> _Exercise details_
All of the data should be repeated exactly; pictures are not part of the copy.

> _Material to process_
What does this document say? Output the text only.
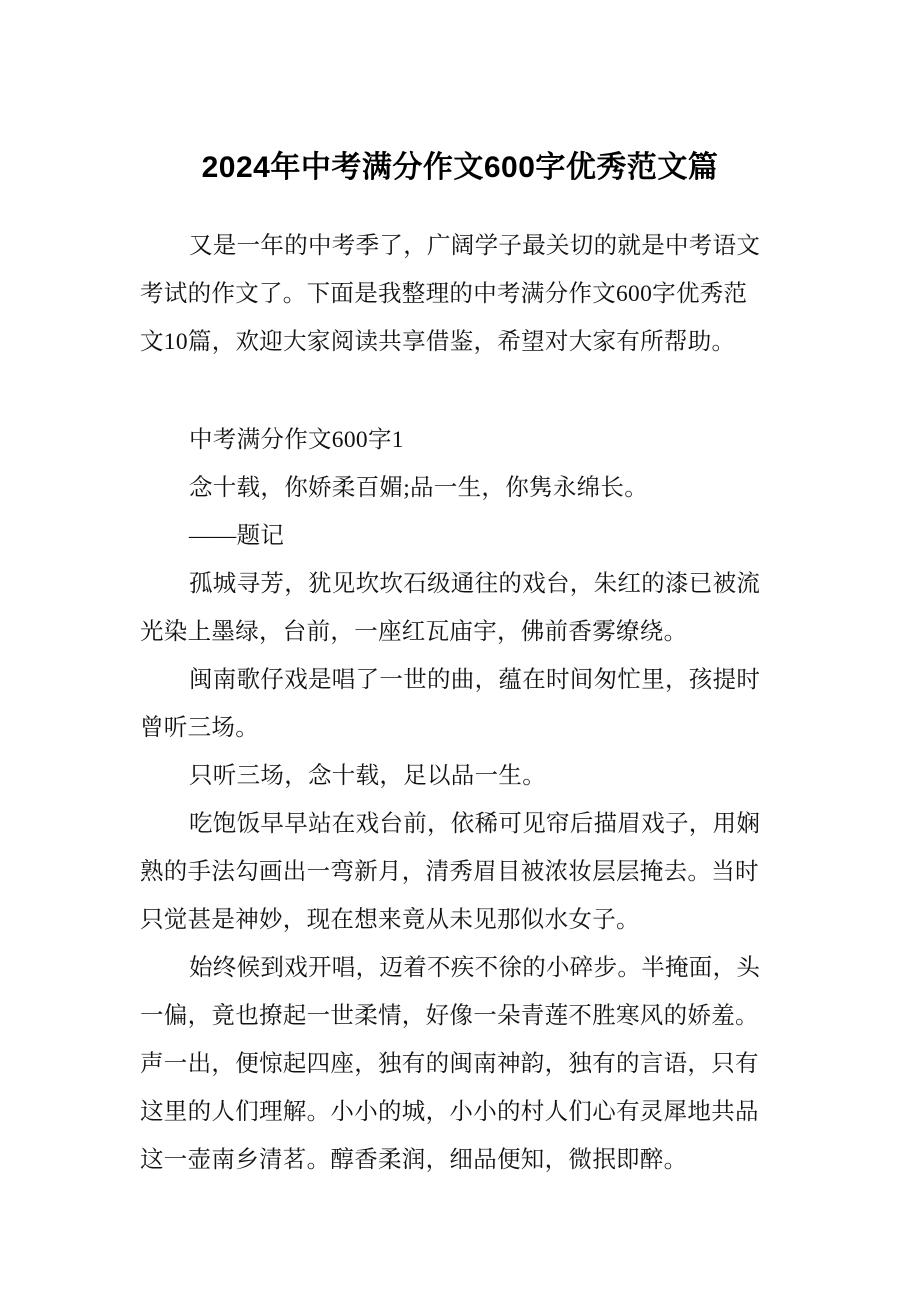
2024年中考满分作文600字优秀范文篇
又是一年的中考季了，广阔学子最关切的就是中考语文
考试的作文了。下面是我整理的中考满分作文600字优秀范
文10篇，欢迎大家阅读共享借鉴，希望对大家有所帮助。
中考满分作文600字1
念十载，你娇柔百媚;品一生，你隽永绵长。
——题记
孤城寻芳，犹见坎坎石级通往的戏台，朱红的漆已被流
光染上墨绿，台前，一座红瓦庙宇，佛前香雾缭绕。
闽南歌仔戏是唱了一世的曲，蕴在时间匆忙里，孩提时
曾听三场。
只听三场，念十载，足以品一生。
吃饱饭早早站在戏台前，依稀可见帘后描眉戏子，用娴
熟的手法勾画出一弯新月，清秀眉目被浓妆层层掩去。当时
只觉甚是神妙，现在想来竟从未见那似水女子。
始终候到戏开唱，迈着不疾不徐的小碎步。半掩面，头
一偏，竟也撩起一世柔情，好像一朵青莲不胜寒风的娇羞。
声一出，便惊起四座，独有的闽南神韵，独有的言语，只有
这里的人们理解。小小的城，小小的村人们心有灵犀地共品
这一壶南乡清茗。醇香柔润，细品便知，微抿即醉。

> _Written answer_
What does this document say? Output the text only.
2024年中考满分作文600字优秀范文篇
又是一年的中考季了，广阔学子最关切的就是中考语文
考试的作文了。下面是我整理的中考满分作文600字优秀范
文10篇，欢迎大家阅读共享借鉴，希望对大家有所帮助。
中考满分作文600字1
念十载，你娇柔百媚;品一生，你隽永绵长。
——题记
孤城寻芳，犹见坎坎石级通往的戏台，朱红的漆已被流
光染上墨绿，台前，一座红瓦庙宇，佛前香雾缭绕。
闽南歌仔戏是唱了一世的曲，蕴在时间匆忙里，孩提时
曾听三场。
只听三场，念十载，足以品一生。
吃饱饭早早站在戏台前，依稀可见帘后描眉戏子，用娴
熟的手法勾画出一弯新月，清秀眉目被浓妆层层掩去。当时
只觉甚是神妙，现在想来竟从未见那似水女子。
始终候到戏开唱，迈着不疾不徐的小碎步。半掩面，头
一偏，竟也撩起一世柔情，好像一朵青莲不胜寒风的娇羞。
声一出，便惊起四座，独有的闽南神韵，独有的言语，只有
这里的人们理解。小小的城，小小的村人们心有灵犀地共品
这一壶南乡清茗。醇香柔润，细品便知，微抿即醉。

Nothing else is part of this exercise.